▸ **DOCUMENT PASSAGE**:
::::::::::

January 13, 2014 Comments off

Promoting Marriage among Single Mothers: An Ineffective Weapon in the War on Poverty?
Source: Council on Contemporary Families

The rapid rise in nonmarital fertility is arguably the most significant demographic trend of the past two decades. The proportion of births to unmarried women grew 46 percent over the past 20 years so that more than four in ten births now occur to unmarried women. Nonmarital fertility is quickly becoming a dominant pathway to family formation, especially among the disadvantaged. This is worrisome because decades of research show that children raised in single-parent homes fare worse on a wide range of outcomes (e.g. poverty, educational attainment, nonmarital and teen childbearing) than children raised by two biological parents. The poverty rates of single parent households are particularly striking. According to recent data from the U.S. Census Bureau, approximately 46 percent of children in single mother households were living in poverty in 2013 compared to 11 percent of children living with two married parents.

How can we improve the lives of the growing numbers of unmarried mothers and their children? So far, a dominant approach has been to encourage their mothers to marry. At first glance, the logic makes sense. If growing up in a two-parent home is best for children, then adding a second parent to a single-mother home should at least partially address the problem. The 1996 welfare reform legislation and its subsequent reauthorization institutionalized this focus on marriage by allowing states to spend welfare funds on a range of marriage promotion efforts.

::::::::::

▸ **EXTRACTED DATA**:
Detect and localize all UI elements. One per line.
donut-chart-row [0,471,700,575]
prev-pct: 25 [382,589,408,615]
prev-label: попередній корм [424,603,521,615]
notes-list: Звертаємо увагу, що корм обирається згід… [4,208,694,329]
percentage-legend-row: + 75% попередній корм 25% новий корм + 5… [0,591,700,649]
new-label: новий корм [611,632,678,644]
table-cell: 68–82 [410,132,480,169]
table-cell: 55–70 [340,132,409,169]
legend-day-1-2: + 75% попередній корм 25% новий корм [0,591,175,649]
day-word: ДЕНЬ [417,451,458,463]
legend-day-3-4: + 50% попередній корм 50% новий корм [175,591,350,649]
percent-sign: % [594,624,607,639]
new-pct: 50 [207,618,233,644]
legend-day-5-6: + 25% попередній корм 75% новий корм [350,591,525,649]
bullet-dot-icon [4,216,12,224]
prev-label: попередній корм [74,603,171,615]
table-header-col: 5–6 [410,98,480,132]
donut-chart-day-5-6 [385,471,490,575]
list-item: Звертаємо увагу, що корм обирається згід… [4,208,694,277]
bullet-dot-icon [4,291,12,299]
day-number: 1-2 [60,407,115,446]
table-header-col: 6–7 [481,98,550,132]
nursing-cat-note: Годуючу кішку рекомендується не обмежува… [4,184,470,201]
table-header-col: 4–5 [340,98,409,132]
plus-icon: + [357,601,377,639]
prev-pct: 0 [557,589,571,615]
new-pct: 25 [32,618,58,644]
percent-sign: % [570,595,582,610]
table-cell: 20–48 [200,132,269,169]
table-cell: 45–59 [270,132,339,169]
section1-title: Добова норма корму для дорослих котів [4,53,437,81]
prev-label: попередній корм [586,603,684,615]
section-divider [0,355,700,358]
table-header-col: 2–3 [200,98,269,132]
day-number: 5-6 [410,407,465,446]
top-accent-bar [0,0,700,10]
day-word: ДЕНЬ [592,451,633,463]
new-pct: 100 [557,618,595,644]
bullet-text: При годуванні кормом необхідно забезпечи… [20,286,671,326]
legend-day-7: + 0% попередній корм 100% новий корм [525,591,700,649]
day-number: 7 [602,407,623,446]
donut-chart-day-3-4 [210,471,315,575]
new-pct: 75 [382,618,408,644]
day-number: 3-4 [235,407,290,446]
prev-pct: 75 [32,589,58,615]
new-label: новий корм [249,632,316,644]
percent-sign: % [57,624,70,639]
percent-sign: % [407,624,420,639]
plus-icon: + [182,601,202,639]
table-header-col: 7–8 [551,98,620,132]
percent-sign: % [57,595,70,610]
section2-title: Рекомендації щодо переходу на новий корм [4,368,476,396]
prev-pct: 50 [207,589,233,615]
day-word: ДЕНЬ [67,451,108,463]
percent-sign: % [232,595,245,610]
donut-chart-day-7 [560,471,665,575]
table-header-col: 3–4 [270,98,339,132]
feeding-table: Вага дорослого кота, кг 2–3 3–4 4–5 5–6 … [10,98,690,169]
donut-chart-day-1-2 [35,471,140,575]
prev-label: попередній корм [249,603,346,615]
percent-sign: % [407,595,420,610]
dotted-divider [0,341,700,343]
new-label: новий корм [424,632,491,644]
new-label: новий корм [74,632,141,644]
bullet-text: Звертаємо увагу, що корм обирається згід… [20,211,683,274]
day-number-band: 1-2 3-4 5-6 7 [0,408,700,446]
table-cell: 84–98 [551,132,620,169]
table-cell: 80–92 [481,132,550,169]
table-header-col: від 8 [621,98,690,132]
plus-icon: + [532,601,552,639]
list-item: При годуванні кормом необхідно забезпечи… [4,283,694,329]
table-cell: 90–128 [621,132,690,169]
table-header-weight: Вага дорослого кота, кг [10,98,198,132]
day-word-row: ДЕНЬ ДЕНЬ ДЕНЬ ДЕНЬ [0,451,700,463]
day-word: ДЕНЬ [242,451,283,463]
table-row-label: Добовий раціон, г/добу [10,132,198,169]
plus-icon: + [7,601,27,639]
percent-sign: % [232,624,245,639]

::::::::::

▸ **PROBLEM REQUIREMENTS**: Sum up the passage on promoting marriage among single mothers in two sentences.

▸ **RESULT**: The share of births to unmarried women grew 46 percent over the past 20 years, so that more than four in ten births now occur to unmarried women, and research shows that children raised in single-parent homes fare worse than children raised by two biological parents, including in poverty rates. A dominant response has been to encourage these mothers to marry, an approach that the 1996 welfare reform legislation and its reauthorization built in by allowing states to spend welfare funds on marriage promotion efforts.